┌────────
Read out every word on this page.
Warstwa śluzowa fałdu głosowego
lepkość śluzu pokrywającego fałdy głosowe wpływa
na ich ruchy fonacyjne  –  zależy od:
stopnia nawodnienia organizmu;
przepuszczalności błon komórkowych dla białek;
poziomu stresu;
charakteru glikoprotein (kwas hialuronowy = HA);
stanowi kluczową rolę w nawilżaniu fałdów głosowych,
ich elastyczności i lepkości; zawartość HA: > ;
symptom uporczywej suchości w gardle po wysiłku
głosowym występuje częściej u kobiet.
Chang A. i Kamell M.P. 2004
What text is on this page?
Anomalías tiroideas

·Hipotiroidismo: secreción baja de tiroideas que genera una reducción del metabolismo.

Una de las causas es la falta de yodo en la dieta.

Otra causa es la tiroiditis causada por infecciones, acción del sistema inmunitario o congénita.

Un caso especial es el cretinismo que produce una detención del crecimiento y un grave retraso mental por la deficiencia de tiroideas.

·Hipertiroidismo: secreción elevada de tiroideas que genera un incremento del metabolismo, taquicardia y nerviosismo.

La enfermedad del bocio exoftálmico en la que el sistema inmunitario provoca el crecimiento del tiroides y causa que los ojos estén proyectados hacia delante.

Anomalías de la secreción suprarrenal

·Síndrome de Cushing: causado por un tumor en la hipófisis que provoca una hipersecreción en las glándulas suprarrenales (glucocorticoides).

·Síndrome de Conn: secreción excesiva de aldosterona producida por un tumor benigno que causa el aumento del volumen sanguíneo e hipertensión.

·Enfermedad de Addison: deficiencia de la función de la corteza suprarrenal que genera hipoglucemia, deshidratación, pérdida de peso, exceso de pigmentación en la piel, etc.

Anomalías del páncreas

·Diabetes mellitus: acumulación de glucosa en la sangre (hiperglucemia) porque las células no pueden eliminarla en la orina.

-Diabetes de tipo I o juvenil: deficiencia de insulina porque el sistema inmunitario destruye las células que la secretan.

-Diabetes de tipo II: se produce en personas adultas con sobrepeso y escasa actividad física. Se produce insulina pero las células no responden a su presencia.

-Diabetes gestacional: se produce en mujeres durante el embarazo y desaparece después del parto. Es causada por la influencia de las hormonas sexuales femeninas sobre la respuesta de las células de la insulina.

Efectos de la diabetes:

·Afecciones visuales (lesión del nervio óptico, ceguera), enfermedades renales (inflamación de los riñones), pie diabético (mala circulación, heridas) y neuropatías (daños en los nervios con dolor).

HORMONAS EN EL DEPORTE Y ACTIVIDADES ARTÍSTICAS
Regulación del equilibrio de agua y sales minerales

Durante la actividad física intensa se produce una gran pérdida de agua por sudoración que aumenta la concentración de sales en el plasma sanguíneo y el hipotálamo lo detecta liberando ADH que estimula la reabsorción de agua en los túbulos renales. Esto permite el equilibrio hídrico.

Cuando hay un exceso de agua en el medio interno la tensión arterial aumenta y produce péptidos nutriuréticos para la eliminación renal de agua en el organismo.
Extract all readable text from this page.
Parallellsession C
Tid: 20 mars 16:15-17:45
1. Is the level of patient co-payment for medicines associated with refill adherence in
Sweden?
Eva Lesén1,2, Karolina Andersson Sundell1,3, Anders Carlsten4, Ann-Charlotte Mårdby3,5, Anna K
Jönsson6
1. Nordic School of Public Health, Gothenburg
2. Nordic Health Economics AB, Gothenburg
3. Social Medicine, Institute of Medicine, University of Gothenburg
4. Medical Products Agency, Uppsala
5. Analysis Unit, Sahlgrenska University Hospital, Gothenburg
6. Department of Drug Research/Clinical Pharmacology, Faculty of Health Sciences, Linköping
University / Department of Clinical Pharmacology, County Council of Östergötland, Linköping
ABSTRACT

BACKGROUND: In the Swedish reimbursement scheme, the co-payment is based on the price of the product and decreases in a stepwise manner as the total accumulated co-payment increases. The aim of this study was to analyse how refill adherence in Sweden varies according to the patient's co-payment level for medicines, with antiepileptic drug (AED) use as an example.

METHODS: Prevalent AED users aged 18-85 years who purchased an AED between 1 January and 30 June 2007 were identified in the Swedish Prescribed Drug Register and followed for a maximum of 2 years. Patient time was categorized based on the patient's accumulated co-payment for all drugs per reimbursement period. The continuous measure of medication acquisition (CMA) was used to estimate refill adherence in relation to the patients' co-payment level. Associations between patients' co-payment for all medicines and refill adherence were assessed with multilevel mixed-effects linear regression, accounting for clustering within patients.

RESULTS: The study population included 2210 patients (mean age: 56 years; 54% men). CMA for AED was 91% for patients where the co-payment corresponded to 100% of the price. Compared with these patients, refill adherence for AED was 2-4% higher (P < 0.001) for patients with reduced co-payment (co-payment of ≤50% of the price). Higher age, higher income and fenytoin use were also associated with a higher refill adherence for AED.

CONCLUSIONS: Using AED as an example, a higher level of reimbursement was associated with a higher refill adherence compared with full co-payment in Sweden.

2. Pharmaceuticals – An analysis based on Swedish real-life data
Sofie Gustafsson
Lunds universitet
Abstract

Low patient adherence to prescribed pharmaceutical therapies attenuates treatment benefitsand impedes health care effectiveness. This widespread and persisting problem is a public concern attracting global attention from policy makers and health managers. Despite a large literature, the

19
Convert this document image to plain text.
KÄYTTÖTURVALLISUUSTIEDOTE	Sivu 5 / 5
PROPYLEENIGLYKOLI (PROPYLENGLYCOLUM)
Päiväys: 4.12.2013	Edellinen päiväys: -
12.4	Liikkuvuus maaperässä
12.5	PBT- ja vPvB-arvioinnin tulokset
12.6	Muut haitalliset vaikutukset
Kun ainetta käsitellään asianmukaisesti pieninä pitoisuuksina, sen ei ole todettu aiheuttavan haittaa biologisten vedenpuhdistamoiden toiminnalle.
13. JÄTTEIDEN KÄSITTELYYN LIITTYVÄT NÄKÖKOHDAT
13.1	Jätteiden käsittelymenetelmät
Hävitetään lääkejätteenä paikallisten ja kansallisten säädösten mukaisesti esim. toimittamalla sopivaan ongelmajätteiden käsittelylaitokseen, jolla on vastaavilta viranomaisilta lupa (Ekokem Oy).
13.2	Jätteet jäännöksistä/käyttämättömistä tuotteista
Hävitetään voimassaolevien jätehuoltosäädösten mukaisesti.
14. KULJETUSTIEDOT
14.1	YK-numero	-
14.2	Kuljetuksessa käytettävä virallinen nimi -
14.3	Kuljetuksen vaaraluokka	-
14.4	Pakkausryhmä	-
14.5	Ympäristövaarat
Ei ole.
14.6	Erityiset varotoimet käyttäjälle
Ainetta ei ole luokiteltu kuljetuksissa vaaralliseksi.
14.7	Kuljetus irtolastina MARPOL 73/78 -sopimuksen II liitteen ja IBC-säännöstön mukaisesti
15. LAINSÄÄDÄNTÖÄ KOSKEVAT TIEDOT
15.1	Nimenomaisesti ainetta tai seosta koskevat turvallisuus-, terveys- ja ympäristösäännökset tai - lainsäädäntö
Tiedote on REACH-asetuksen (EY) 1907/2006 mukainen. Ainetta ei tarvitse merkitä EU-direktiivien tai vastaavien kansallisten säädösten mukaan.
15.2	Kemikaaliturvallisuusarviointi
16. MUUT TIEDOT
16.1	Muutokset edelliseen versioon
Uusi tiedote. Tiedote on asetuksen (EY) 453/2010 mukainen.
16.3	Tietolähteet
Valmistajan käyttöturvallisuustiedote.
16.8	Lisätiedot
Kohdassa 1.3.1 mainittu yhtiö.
└────────
Work instruction:
The data above should be returned in full, exactly as written.

Task response:
Read out every word on this page.
Warstwa śluzowa fałdu głosowego
lepkość śluzu pokrywającego fałdy głosowe wpływa
na ich ruchy fonacyjne  –  zależy od:
stopnia nawodnienia organizmu;
przepuszczalności błon komórkowych dla białek;
poziomu stresu;
charakteru glikoprotein (kwas hialuronowy = HA);
stanowi kluczową rolę w nawilżaniu fałdów głosowych,
ich elastyczności i lepkości; zawartość HA: > ;
symptom uporczywej suchości w gardle po wysiłku
głosowym występuje częściej u kobiet.
Chang A. i Kamell M.P. 2004
What text is on this page?
Anomalías tiroideas

·Hipotiroidismo: secreción baja de tiroideas que genera una reducción del metabolismo.

Una de las causas es la falta de yodo en la dieta.

Otra causa es la tiroiditis causada por infecciones, acción del sistema inmunitario o congénita.

Un caso especial es el cretinismo que produce una detención del crecimiento y un grave retraso mental por la deficiencia de tiroideas.

·Hipertiroidismo: secreción elevada de tiroideas que genera un incremento del metabolismo, taquicardia y nerviosismo.

La enfermedad del bocio exoftálmico en la que el sistema inmunitario provoca el crecimiento del tiroides y causa que los ojos estén proyectados hacia delante.

Anomalías de la secreción suprarrenal

·Síndrome de Cushing: causado por un tumor en la hipófisis que provoca una hipersecreción en las glándulas suprarrenales (glucocorticoides).

·Síndrome de Conn: secreción excesiva de aldosterona producida por un tumor benigno que causa el aumento del volumen sanguíneo e hipertensión.

·Enfermedad de Addison: deficiencia de la función de la corteza suprarrenal que genera hipoglucemia, deshidratación, pérdida de peso, exceso de pigmentación en la piel, etc.

Anomalías del páncreas

·Diabetes mellitus: acumulación de glucosa en la sangre (hiperglucemia) porque las células no pueden eliminarla en la orina.

-Diabetes de tipo I o juvenil: deficiencia de insulina porque el sistema inmunitario destruye las células que la secretan.

-Diabetes de tipo II: se produce en personas adultas con sobrepeso y escasa actividad física. Se produce insulina pero las células no responden a su presencia.

-Diabetes gestacional: se produce en mujeres durante el embarazo y desaparece después del parto. Es causada por la influencia de las hormonas sexuales femeninas sobre la respuesta de las células de la insulina.

Efectos de la diabetes:

·Afecciones visuales (lesión del nervio óptico, ceguera), enfermedades renales (inflamación de los riñones), pie diabético (mala circulación, heridas) y neuropatías (daños en los nervios con dolor).

HORMONAS EN EL DEPORTE Y ACTIVIDADES ARTÍSTICAS
Regulación del equilibrio de agua y sales minerales

Durante la actividad física intensa se produce una gran pérdida de agua por sudoración que aumenta la concentración de sales en el plasma sanguíneo y el hipotálamo lo detecta liberando ADH que estimula la reabsorción de agua en los túbulos renales. Esto permite el equilibrio hídrico.

Cuando hay un exceso de agua en el medio interno la tensión arterial aumenta y produce péptidos nutriuréticos para la eliminación renal de agua en el organismo.
Extract all readable text from this page.
Parallellsession C
Tid: 20 mars 16:15-17:45
1. Is the level of patient co-payment for medicines associated with refill adherence in
Sweden?
Eva Lesén1,2, Karolina Andersson Sundell1,3, Anders Carlsten4, Ann-Charlotte Mårdby3,5, Anna K
Jönsson6
1. Nordic School of Public Health, Gothenburg
2. Nordic Health Economics AB, Gothenburg
3. Social Medicine, Institute of Medicine, University of Gothenburg
4. Medical Products Agency, Uppsala
5. Analysis Unit, Sahlgrenska University Hospital, Gothenburg
6. Department of Drug Research/Clinical Pharmacology, Faculty of Health Sciences, Linköping
University / Department of Clinical Pharmacology, County Council of Östergötland, Linköping
ABSTRACT

BACKGROUND: In the Swedish reimbursement scheme, the co-payment is based on the price of the product and decreases in a stepwise manner as the total accumulated co-payment increases. The aim of this study was to analyse how refill adherence in Sweden varies according to the patient's co-payment level for medicines, with antiepileptic drug (AED) use as an example.

METHODS: Prevalent AED users aged 18-85 years who purchased an AED between 1 January and 30 June 2007 were identified in the Swedish Prescribed Drug Register and followed for a maximum of 2 years. Patient time was categorized based on the patient's accumulated co-payment for all drugs per reimbursement period. The continuous measure of medication acquisition (CMA) was used to estimate refill adherence in relation to the patients' co-payment level. Associations between patients' co-payment for all medicines and refill adherence were assessed with multilevel mixed-effects linear regression, accounting for clustering within patients.

RESULTS: The study population included 2210 patients (mean age: 56 years; 54% men). CMA for AED was 91% for patients where the co-payment corresponded to 100% of the price. Compared with these patients, refill adherence for AED was 2-4% higher (P < 0.001) for patients with reduced co-payment (co-payment of ≤50% of the price). Higher age, higher income and fenytoin use were also associated with a higher refill adherence for AED.

CONCLUSIONS: Using AED as an example, a higher level of reimbursement was associated with a higher refill adherence compared with full co-payment in Sweden.

2. Pharmaceuticals – An analysis based on Swedish real-life data
Sofie Gustafsson
Lunds universitet
Abstract

Low patient adherence to prescribed pharmaceutical therapies attenuates treatment benefitsand impedes health care effectiveness. This widespread and persisting problem is a public concern attracting global attention from policy makers and health managers. Despite a large literature, the

19
Convert this document image to plain text.
KÄYTTÖTURVALLISUUSTIEDOTE	Sivu 5 / 5
PROPYLEENIGLYKOLI (PROPYLENGLYCOLUM)
Päiväys: 4.12.2013	Edellinen päiväys: -
12.4	Liikkuvuus maaperässä
12.5	PBT- ja vPvB-arvioinnin tulokset
12.6	Muut haitalliset vaikutukset
Kun ainetta käsitellään asianmukaisesti pieninä pitoisuuksina, sen ei ole todettu aiheuttavan haittaa biologisten vedenpuhdistamoiden toiminnalle.
13. JÄTTEIDEN KÄSITTELYYN LIITTYVÄT NÄKÖKOHDAT
13.1	Jätteiden käsittelymenetelmät
Hävitetään lääkejätteenä paikallisten ja kansallisten säädösten mukaisesti esim. toimittamalla sopivaan ongelmajätteiden käsittelylaitokseen, jolla on vastaavilta viranomaisilta lupa (Ekokem Oy).
13.2	Jätteet jäännöksistä/käyttämättömistä tuotteista
Hävitetään voimassaolevien jätehuoltosäädösten mukaisesti.
14. KULJETUSTIEDOT
14.1	YK-numero	-
14.2	Kuljetuksessa käytettävä virallinen nimi -
14.3	Kuljetuksen vaaraluokka	-
14.4	Pakkausryhmä	-
14.5	Ympäristövaarat
Ei ole.
14.6	Erityiset varotoimet käyttäjälle
Ainetta ei ole luokiteltu kuljetuksissa vaaralliseksi.
14.7	Kuljetus irtolastina MARPOL 73/78 -sopimuksen II liitteen ja IBC-säännöstön mukaisesti
15. LAINSÄÄDÄNTÖÄ KOSKEVAT TIEDOT
15.1	Nimenomaisesti ainetta tai seosta koskevat turvallisuus-, terveys- ja ympäristösäännökset tai - lainsäädäntö
Tiedote on REACH-asetuksen (EY) 1907/2006 mukainen. Ainetta ei tarvitse merkitä EU-direktiivien tai vastaavien kansallisten säädösten mukaan.
15.2	Kemikaaliturvallisuusarviointi
16. MUUT TIEDOT
16.1	Muutokset edelliseen versioon
Uusi tiedote. Tiedote on asetuksen (EY) 453/2010 mukainen.
16.3	Tietolähteet
Valmistajan käyttöturvallisuustiedote.
16.8	Lisätiedot
Kohdassa 1.3.1 mainittu yhtiö.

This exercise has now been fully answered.